**WORK INSTRUCTIONS**
Turn the stretch of the listing from the line containing "slice-label-value-5: 0.43%: [703, 152, 789, 183]" through the line containing "slice-label-value-2: 1.43%: [271, 798, 357, 829]" into a Markdown table with two columns, Row and Entry, giving each line its number and omitting blank lines. Include only those lines.

====== EXTRACTED ENTRIES

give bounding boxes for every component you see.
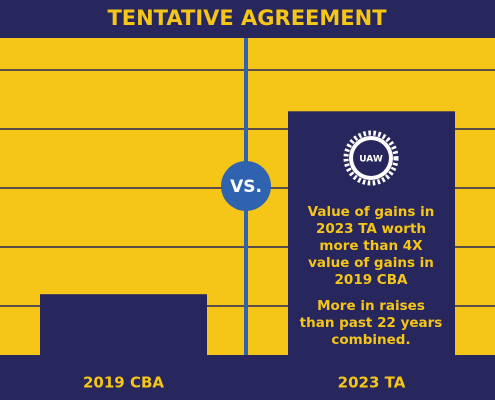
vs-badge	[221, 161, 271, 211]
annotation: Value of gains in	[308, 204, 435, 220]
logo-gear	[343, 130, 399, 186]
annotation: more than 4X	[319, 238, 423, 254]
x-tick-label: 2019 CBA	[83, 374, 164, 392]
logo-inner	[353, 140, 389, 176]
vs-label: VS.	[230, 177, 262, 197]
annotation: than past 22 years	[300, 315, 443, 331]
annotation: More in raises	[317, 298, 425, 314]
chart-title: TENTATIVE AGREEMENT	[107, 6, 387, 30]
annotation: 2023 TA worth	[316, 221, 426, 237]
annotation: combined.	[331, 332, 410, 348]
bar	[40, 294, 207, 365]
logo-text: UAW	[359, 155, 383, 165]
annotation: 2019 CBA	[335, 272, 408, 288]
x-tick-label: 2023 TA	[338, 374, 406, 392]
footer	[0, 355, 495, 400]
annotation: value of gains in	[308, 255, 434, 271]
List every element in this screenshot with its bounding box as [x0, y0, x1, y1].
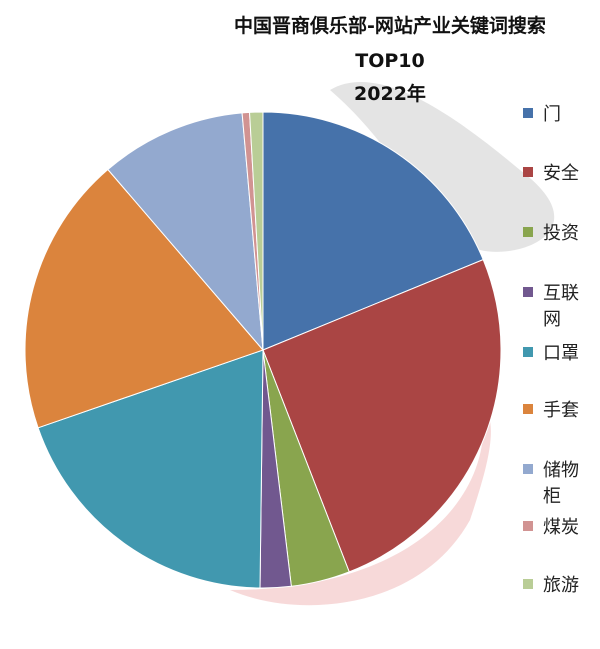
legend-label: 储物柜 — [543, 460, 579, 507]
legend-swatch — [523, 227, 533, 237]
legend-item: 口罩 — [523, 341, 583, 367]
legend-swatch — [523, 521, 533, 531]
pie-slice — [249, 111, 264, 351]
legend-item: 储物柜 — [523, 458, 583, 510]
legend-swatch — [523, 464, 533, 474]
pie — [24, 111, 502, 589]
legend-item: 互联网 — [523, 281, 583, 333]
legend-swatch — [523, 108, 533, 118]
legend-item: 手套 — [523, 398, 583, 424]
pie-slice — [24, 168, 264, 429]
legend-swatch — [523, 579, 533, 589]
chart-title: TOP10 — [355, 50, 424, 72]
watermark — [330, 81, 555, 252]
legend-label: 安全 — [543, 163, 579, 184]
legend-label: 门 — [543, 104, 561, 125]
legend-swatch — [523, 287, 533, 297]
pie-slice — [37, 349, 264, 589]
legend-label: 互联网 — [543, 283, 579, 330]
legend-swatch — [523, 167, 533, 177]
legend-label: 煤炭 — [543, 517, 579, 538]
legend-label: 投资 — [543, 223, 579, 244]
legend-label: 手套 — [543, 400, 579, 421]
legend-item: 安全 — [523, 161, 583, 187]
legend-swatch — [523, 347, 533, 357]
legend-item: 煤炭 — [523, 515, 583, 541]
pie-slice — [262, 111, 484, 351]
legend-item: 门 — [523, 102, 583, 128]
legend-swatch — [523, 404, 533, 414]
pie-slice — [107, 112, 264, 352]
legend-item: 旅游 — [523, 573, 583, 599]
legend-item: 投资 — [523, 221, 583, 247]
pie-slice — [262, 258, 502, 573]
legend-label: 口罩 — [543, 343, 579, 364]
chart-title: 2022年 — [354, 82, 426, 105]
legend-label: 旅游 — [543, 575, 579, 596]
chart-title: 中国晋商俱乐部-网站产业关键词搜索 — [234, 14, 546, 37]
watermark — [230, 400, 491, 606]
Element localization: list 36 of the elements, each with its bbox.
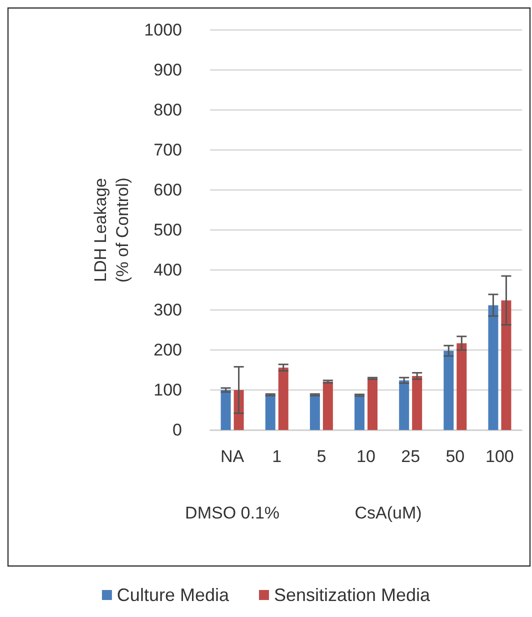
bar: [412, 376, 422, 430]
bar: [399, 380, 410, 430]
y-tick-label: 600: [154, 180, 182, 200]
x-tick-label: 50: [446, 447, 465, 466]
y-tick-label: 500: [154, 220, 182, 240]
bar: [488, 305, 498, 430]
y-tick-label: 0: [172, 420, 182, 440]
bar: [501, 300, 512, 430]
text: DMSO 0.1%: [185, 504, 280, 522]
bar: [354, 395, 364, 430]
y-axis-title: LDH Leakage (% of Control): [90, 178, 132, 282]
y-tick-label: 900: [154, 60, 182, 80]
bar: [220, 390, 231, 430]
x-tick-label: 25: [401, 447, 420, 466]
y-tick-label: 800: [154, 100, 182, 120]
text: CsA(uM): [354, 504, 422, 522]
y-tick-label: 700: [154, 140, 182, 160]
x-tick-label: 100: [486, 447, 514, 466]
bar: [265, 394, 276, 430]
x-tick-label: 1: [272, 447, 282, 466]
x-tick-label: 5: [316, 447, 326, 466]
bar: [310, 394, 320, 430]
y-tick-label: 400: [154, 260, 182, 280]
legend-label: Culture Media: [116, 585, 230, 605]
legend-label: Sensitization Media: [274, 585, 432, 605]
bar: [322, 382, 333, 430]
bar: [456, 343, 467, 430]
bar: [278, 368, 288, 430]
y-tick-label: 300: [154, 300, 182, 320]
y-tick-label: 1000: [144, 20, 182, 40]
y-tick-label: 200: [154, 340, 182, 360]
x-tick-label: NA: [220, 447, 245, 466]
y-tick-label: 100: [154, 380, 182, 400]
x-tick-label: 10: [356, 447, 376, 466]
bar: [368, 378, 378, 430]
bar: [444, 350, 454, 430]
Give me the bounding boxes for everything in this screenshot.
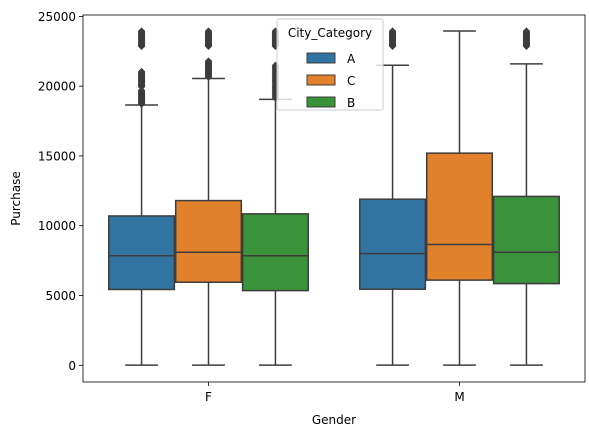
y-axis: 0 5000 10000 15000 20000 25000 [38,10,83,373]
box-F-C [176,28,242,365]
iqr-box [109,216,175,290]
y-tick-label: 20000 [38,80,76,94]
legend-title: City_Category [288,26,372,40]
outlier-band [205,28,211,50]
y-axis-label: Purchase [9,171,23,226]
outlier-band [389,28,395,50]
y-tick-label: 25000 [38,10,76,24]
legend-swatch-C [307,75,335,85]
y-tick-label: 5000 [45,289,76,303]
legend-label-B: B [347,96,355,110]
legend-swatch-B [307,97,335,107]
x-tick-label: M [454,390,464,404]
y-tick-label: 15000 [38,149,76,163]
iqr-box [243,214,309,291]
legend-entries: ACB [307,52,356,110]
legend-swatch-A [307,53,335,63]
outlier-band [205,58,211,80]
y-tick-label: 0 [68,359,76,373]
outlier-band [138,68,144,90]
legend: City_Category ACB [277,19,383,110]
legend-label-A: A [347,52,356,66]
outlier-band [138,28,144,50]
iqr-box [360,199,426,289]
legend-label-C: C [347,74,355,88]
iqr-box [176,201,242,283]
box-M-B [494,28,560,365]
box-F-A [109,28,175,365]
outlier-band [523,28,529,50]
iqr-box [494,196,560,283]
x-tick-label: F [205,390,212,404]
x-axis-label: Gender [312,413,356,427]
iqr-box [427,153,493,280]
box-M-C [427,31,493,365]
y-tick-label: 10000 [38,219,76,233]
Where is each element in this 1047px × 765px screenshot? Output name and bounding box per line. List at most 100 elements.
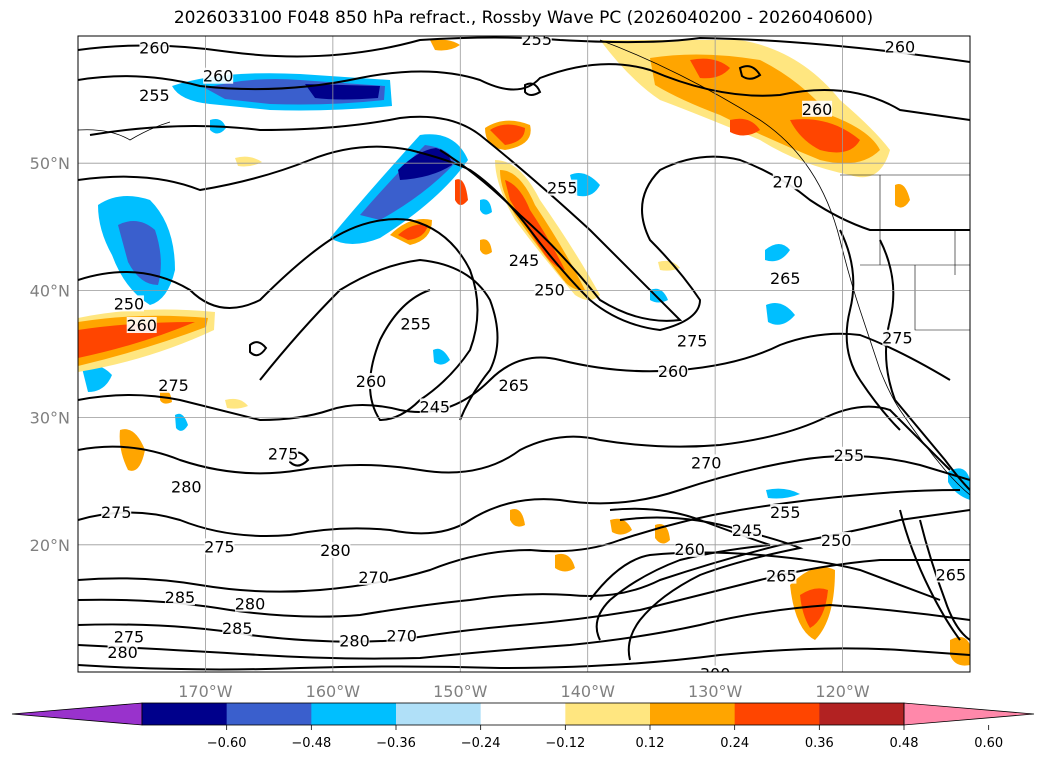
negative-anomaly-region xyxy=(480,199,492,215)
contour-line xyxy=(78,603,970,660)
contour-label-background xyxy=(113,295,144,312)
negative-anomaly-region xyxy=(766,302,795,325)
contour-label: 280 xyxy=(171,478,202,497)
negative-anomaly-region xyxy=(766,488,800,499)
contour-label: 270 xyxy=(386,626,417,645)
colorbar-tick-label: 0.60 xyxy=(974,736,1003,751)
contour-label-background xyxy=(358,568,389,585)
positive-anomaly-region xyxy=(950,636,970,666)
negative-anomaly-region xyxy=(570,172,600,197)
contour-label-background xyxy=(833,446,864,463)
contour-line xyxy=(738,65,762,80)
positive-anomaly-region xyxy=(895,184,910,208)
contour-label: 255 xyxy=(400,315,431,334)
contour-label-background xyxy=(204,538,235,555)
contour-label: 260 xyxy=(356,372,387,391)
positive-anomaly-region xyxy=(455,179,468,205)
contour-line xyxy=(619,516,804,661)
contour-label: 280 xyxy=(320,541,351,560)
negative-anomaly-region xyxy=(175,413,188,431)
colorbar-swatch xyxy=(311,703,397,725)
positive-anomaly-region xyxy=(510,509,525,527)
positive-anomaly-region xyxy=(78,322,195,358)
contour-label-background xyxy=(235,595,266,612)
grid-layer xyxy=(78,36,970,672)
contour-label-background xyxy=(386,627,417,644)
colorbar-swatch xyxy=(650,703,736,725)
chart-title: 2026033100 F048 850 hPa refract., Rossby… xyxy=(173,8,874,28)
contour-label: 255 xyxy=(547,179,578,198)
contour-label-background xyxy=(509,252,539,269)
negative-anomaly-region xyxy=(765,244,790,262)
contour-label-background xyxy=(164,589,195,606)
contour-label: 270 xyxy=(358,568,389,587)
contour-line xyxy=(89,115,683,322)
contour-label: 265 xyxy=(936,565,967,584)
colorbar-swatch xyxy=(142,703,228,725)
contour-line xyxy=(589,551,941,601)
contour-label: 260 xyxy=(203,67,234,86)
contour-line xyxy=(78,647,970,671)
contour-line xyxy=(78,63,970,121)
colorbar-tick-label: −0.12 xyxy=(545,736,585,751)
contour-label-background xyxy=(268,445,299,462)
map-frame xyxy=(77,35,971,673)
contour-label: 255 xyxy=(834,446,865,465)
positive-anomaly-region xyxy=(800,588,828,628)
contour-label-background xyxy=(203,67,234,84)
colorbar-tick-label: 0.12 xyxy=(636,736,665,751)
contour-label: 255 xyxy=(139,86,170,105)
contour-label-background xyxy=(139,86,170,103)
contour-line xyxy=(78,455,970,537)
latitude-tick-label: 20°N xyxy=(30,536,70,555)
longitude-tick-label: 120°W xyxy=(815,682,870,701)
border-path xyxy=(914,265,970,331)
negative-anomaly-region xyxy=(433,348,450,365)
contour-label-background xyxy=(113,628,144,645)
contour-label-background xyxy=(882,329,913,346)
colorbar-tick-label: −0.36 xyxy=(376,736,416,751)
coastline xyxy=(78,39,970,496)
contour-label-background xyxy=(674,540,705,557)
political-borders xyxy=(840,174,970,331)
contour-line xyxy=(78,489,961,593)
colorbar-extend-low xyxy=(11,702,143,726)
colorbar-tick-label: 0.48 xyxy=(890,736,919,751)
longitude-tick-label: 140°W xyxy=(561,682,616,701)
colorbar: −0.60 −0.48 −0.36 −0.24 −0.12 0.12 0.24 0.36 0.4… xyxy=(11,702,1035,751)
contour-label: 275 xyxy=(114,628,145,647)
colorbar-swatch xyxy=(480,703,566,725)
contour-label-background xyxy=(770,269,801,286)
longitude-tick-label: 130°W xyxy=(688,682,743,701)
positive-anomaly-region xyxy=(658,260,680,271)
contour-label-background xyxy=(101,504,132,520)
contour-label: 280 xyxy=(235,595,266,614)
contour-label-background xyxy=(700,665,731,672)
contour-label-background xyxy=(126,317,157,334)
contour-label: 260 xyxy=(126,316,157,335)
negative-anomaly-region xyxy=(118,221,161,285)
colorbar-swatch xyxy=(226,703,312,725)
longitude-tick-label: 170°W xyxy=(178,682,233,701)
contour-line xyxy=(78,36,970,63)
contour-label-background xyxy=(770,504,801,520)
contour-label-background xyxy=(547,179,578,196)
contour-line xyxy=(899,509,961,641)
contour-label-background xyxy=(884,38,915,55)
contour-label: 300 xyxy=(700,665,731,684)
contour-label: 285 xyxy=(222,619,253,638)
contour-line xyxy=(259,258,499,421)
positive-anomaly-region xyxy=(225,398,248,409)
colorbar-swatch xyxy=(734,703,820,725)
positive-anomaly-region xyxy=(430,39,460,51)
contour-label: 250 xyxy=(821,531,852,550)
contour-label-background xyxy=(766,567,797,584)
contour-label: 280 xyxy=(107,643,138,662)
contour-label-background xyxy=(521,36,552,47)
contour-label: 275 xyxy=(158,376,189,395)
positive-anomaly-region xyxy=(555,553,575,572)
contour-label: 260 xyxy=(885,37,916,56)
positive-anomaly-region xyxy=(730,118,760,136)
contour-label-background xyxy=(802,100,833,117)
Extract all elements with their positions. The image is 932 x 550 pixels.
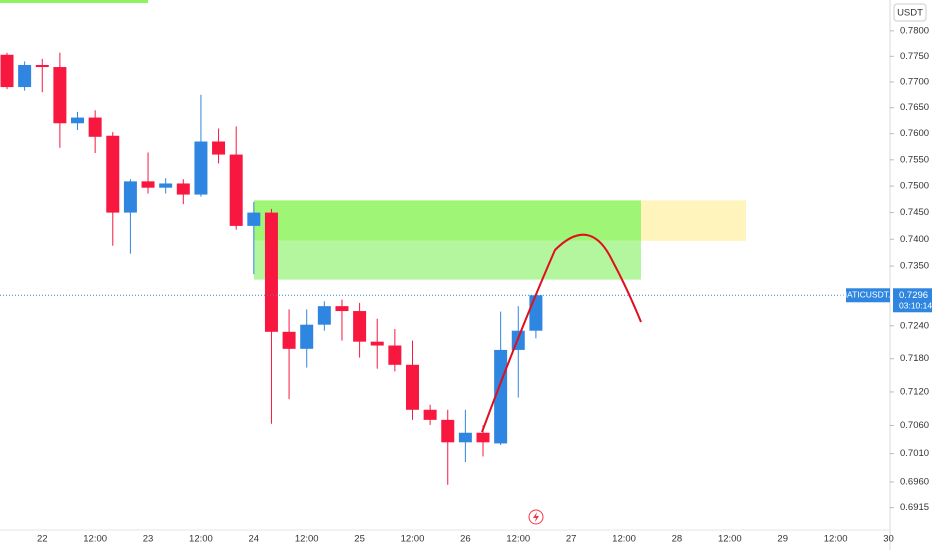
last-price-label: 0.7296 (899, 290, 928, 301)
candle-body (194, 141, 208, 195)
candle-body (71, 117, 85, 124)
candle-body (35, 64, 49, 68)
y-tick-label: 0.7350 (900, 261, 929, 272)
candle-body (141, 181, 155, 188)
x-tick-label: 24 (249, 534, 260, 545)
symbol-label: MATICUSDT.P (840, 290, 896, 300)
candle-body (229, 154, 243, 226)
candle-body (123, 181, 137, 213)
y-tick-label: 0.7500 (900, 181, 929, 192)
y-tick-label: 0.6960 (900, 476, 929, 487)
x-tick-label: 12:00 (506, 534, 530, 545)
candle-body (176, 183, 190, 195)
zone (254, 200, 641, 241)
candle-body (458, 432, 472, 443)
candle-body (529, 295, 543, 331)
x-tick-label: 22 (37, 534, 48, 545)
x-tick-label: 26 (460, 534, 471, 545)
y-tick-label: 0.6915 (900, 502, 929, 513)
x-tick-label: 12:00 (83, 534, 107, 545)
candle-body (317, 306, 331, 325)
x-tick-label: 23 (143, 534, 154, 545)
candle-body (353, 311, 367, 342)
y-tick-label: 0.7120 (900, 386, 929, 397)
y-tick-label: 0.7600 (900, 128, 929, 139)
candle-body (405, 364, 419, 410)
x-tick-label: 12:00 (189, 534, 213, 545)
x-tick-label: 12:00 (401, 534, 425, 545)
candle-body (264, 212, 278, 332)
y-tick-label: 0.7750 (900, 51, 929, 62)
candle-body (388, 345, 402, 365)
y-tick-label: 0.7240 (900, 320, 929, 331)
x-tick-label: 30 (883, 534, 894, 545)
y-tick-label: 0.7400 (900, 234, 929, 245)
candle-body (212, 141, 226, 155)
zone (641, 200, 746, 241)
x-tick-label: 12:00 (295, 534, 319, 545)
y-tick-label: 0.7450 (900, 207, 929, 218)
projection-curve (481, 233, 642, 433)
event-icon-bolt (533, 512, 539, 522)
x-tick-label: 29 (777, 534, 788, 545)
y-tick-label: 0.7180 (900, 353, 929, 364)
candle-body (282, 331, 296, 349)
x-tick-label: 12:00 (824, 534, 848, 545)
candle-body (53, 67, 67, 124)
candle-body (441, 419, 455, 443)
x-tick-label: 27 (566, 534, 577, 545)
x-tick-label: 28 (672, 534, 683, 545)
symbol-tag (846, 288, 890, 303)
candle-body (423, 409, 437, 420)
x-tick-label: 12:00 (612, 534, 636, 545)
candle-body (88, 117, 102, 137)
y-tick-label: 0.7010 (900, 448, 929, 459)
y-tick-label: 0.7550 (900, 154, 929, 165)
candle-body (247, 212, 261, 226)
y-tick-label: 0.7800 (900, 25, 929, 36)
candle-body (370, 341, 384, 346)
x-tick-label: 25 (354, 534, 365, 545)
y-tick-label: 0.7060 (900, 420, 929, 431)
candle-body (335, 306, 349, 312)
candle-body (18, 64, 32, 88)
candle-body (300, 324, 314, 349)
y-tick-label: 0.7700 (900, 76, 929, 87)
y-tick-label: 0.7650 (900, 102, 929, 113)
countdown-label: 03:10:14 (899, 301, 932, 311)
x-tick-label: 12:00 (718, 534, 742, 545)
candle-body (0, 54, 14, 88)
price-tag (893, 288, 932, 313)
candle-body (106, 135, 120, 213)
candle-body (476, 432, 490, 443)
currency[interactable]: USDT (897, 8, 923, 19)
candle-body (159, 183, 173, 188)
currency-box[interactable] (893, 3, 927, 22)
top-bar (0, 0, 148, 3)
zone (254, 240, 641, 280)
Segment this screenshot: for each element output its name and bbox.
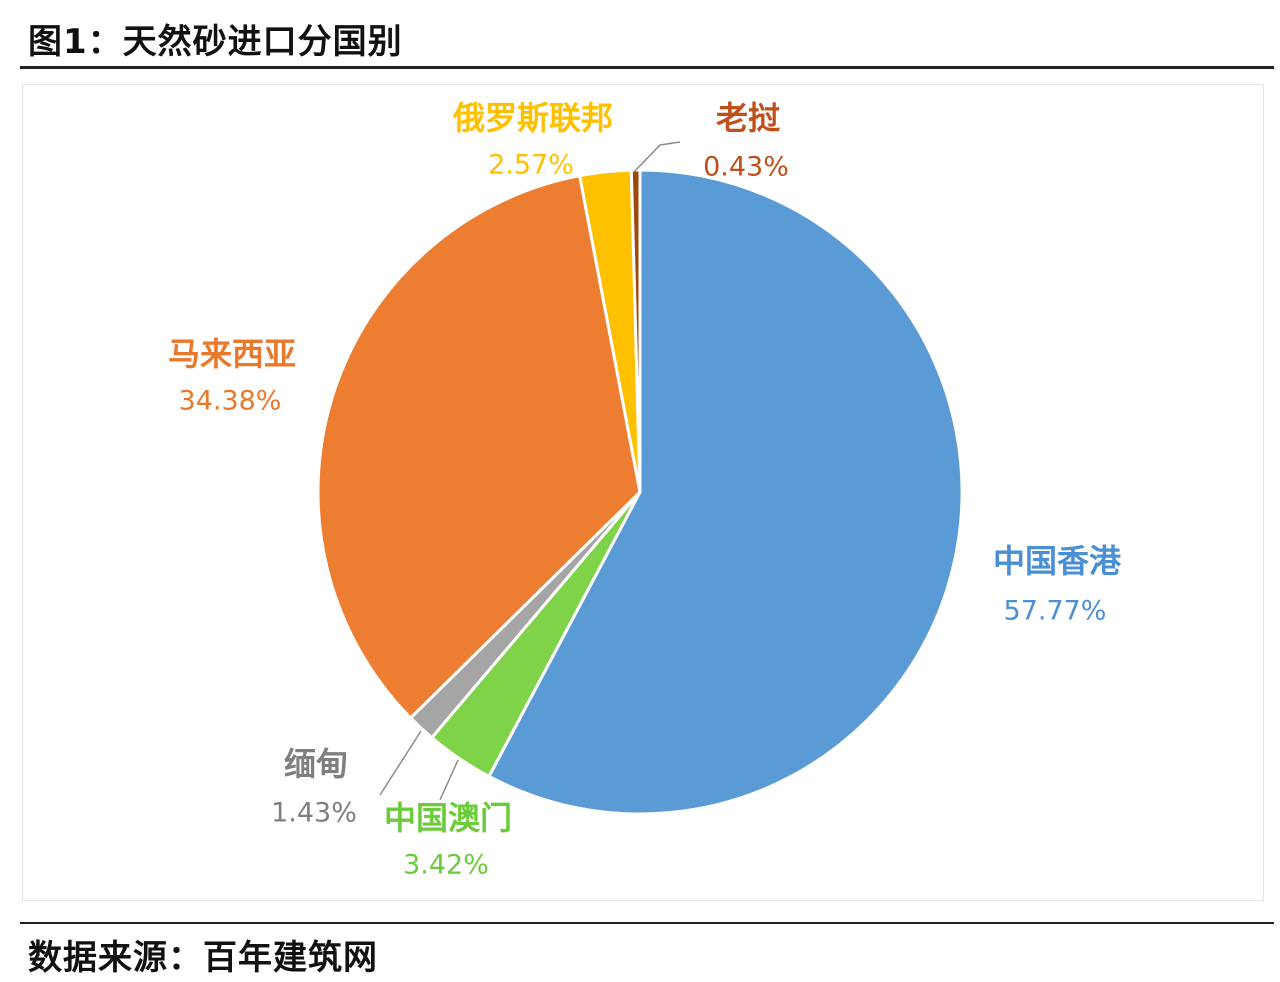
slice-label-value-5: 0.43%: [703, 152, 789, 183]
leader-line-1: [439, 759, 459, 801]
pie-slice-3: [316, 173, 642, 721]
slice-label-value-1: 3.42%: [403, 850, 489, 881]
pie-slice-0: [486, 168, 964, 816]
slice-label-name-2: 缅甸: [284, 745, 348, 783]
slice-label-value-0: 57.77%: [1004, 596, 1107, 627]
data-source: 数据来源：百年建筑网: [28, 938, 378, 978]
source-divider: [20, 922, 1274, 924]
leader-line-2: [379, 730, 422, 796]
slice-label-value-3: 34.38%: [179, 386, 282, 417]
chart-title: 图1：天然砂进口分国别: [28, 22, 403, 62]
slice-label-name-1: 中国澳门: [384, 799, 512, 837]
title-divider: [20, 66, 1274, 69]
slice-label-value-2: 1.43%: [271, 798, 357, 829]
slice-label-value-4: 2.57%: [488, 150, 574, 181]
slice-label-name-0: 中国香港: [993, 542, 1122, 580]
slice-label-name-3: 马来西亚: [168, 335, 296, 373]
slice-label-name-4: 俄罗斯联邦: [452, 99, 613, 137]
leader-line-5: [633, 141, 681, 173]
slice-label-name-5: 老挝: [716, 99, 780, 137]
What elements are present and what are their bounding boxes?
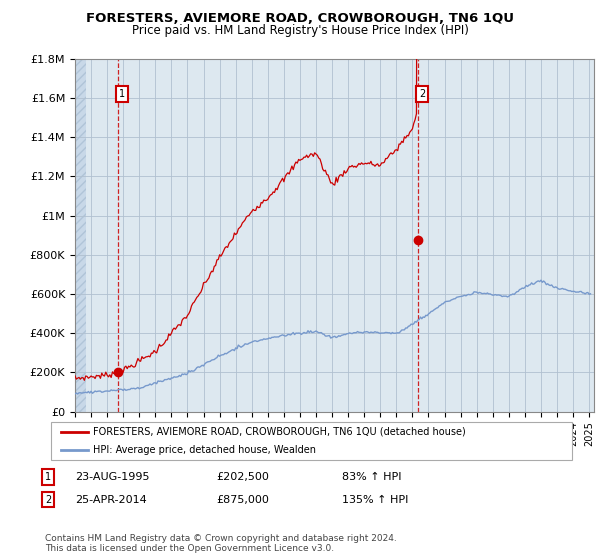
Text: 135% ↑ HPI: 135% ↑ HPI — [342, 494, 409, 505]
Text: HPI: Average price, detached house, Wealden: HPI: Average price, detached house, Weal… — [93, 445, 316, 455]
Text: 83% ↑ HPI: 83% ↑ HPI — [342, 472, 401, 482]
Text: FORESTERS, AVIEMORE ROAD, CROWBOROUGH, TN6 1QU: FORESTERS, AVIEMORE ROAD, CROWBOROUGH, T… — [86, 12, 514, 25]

============

**RESULT OF THE TASK**
| Row | Entry |
|---|---|
| 1 | slice-label-value-5: 0.43%: [703, 152, 789, 183] |
| 2 | leader-line-1: [439, 759, 459, 801] |
| 3 | pie-slice-3: [316, 173, 642, 721] |
| 4 | slice-label-value-1: 3.42%: [403, 850, 489, 881] |
| 5 | pie-slice-0: [486, 168, 964, 816] |
| 6 | slice-label-name-2: 缅甸: [284, 745, 348, 783] |
| 7 | slice-label-value-0: 57.77%: [1004, 596, 1107, 627] |
| 8 | data-source: 数据来源：百年建筑网: [28, 938, 378, 978] |
| 9 | source-divider: [20, 922, 1274, 924] |
| 10 | leader-line-2: [379, 730, 422, 796] |
| 11 | slice-label-value-3: 34.38%: [179, 386, 282, 417] |
| 12 | chart-title: 图1：天然砂进口分国别: [28, 22, 403, 62] |
| 13 | slice-label-name-1: 中国澳门: [384, 799, 512, 837] |
| 14 | title-divider: [20, 66, 1274, 69] |
| 15 | slice-label-value-2: 1.43%: [271, 798, 357, 829] |